EXERCISE DIRECTIONS: Gather each line in the entries that includes the string "JSON".

[Start of ITEMS]

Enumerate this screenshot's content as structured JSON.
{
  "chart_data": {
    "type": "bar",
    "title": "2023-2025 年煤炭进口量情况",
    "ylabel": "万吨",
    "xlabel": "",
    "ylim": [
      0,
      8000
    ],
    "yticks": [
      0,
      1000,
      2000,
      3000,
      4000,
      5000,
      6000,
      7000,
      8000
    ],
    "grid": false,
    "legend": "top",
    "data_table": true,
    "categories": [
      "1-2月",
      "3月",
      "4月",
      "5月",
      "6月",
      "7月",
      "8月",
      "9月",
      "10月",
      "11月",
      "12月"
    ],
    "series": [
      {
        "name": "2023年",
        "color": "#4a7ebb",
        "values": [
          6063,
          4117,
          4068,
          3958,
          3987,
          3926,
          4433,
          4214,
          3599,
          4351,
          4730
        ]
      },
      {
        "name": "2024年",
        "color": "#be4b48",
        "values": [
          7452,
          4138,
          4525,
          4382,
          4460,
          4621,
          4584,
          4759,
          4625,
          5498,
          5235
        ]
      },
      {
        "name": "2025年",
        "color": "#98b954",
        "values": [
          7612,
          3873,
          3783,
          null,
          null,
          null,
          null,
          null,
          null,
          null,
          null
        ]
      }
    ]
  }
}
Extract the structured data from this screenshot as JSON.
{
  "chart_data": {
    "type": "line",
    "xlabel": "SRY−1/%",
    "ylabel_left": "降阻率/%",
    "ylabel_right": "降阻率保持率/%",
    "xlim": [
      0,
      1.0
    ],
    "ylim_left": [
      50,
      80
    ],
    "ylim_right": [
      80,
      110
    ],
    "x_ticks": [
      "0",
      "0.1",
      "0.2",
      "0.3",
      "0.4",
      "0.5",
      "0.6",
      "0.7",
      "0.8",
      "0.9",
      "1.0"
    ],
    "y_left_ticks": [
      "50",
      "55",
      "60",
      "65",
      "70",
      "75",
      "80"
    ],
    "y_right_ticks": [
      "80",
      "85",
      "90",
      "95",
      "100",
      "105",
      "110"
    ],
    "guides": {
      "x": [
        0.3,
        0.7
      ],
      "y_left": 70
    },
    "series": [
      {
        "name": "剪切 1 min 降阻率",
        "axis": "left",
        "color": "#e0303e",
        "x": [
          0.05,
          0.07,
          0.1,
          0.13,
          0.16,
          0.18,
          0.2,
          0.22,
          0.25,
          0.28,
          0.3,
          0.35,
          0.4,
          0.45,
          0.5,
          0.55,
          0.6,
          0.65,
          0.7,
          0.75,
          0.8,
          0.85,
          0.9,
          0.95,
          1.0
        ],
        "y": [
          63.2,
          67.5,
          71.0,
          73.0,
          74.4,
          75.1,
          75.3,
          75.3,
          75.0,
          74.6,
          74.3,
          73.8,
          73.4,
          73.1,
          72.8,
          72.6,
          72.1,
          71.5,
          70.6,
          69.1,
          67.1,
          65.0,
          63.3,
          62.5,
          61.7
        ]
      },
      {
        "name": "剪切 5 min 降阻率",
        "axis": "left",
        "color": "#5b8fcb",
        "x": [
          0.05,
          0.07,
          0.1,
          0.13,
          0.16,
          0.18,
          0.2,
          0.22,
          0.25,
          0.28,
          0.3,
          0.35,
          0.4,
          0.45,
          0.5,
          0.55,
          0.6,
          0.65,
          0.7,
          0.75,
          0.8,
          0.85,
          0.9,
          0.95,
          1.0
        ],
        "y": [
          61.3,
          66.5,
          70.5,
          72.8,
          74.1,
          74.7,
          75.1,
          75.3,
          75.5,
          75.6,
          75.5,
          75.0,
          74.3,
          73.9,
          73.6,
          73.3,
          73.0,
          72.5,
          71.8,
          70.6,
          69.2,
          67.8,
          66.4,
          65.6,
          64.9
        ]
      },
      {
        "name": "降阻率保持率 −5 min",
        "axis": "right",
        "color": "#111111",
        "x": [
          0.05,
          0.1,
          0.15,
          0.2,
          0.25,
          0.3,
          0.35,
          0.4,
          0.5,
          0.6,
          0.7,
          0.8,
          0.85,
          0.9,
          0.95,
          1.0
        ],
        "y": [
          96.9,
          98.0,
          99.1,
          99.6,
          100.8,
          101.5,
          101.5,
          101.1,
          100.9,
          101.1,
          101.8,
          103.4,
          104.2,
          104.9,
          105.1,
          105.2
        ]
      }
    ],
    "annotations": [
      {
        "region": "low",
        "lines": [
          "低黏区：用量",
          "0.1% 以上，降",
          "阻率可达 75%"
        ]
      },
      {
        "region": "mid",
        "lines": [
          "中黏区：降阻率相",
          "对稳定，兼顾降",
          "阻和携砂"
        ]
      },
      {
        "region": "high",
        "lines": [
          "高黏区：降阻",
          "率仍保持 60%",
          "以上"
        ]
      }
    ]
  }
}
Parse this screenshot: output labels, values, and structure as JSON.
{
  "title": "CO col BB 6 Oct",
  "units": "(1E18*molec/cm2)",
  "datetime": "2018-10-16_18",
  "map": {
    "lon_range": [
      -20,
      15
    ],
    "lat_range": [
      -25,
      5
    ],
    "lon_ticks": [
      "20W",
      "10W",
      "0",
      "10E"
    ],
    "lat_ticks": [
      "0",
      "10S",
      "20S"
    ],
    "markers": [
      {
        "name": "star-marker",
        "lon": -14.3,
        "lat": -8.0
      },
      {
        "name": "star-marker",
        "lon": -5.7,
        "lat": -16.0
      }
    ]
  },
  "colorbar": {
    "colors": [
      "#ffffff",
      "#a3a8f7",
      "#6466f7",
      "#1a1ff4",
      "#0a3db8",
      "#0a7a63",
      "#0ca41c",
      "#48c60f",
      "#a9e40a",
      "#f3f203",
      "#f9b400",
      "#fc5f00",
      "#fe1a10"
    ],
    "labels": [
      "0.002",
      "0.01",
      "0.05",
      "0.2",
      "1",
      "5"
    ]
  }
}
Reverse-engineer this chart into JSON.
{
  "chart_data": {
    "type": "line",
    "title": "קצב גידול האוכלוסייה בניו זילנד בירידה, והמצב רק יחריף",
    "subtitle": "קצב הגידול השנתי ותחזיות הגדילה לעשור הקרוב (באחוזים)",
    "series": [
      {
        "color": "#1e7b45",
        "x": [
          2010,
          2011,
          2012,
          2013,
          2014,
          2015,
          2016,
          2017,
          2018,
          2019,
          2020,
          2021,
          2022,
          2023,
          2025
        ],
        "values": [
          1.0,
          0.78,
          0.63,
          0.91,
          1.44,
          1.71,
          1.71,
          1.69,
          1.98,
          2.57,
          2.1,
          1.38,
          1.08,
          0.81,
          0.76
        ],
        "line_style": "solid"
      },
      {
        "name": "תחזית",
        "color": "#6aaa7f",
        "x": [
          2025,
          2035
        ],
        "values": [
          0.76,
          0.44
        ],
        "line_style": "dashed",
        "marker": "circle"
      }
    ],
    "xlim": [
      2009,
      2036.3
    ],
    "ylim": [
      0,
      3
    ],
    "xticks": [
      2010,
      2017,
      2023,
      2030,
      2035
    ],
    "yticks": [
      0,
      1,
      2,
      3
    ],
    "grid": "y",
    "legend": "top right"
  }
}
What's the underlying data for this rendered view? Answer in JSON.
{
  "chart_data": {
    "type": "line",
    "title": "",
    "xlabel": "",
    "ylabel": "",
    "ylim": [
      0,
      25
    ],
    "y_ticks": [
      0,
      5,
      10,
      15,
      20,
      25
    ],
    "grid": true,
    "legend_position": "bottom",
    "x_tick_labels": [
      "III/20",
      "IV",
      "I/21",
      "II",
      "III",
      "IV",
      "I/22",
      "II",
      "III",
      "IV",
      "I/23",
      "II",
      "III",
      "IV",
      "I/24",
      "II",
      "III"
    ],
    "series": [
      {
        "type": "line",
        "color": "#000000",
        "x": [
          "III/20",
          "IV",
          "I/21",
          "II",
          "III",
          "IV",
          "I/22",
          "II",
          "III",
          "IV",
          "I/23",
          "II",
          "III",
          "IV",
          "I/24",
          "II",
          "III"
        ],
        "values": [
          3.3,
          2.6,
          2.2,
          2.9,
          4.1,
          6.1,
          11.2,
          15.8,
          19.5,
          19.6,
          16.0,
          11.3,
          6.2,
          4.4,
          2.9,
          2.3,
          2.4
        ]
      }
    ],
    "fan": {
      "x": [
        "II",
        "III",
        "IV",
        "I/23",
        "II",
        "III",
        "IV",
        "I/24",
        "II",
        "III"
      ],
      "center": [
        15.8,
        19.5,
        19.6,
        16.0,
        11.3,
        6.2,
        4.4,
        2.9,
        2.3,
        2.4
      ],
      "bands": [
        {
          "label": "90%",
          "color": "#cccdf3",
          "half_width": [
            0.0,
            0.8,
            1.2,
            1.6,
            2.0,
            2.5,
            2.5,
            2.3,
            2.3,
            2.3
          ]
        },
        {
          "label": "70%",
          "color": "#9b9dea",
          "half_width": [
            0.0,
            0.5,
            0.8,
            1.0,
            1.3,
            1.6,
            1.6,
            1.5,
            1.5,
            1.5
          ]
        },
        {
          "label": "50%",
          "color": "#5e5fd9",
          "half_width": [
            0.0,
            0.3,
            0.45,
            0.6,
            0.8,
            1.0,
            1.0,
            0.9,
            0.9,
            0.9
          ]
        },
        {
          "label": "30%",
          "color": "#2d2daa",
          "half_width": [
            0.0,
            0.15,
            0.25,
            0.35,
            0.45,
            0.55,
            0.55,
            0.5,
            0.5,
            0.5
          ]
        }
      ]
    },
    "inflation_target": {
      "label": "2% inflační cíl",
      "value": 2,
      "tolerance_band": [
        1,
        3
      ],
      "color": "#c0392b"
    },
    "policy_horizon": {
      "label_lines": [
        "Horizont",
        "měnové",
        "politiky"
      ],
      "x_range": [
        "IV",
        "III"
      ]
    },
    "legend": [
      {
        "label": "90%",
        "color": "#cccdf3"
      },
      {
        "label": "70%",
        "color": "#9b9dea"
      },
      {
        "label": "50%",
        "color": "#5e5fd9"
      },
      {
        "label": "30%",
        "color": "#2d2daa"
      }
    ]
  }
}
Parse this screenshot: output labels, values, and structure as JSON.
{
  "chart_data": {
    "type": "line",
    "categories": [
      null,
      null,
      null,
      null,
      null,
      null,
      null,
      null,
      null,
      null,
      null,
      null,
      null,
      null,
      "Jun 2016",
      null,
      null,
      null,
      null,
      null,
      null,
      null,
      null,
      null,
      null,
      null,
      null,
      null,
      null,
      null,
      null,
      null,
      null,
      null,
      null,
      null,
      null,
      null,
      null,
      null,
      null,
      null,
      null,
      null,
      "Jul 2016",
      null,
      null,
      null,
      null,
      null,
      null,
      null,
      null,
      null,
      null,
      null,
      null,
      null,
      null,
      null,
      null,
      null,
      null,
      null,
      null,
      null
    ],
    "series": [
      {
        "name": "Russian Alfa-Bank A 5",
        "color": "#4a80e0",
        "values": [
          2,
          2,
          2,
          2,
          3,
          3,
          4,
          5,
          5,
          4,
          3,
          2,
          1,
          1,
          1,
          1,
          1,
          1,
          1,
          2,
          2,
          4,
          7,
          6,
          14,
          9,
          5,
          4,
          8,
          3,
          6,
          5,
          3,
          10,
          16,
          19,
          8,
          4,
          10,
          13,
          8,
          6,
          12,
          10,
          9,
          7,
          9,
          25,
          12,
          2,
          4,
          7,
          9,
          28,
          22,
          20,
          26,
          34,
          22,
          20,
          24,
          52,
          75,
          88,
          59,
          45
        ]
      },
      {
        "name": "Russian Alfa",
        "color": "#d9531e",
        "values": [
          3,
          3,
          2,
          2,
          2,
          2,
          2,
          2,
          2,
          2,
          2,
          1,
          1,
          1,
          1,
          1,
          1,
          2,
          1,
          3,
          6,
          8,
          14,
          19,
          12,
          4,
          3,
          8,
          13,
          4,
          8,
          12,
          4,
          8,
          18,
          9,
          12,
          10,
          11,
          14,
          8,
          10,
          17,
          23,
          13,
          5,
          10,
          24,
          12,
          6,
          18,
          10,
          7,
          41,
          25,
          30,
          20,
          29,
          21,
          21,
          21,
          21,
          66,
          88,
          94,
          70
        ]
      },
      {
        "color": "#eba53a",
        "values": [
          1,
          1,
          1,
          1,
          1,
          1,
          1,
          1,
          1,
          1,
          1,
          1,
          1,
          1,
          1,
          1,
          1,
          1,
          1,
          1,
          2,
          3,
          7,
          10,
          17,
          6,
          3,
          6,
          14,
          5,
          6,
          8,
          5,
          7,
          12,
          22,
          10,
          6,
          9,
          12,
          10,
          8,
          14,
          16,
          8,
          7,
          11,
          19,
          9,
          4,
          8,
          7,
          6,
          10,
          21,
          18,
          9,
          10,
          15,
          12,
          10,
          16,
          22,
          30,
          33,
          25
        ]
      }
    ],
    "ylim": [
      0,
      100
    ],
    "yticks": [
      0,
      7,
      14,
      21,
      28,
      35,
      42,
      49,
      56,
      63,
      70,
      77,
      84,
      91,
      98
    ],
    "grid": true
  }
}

[End of ITEMS]

RESPONSE BELOW:
Enumerate this screenshot's content as structured JSON.
Extract the structured data from this screenshot as JSON.
Parse this screenshot: output labels, values, and structure as JSON.
Reverse-engineer this chart into JSON.
What's the underlying data for this rendered view? Answer in JSON.
Parse this screenshot: output labels, values, and structure as JSON.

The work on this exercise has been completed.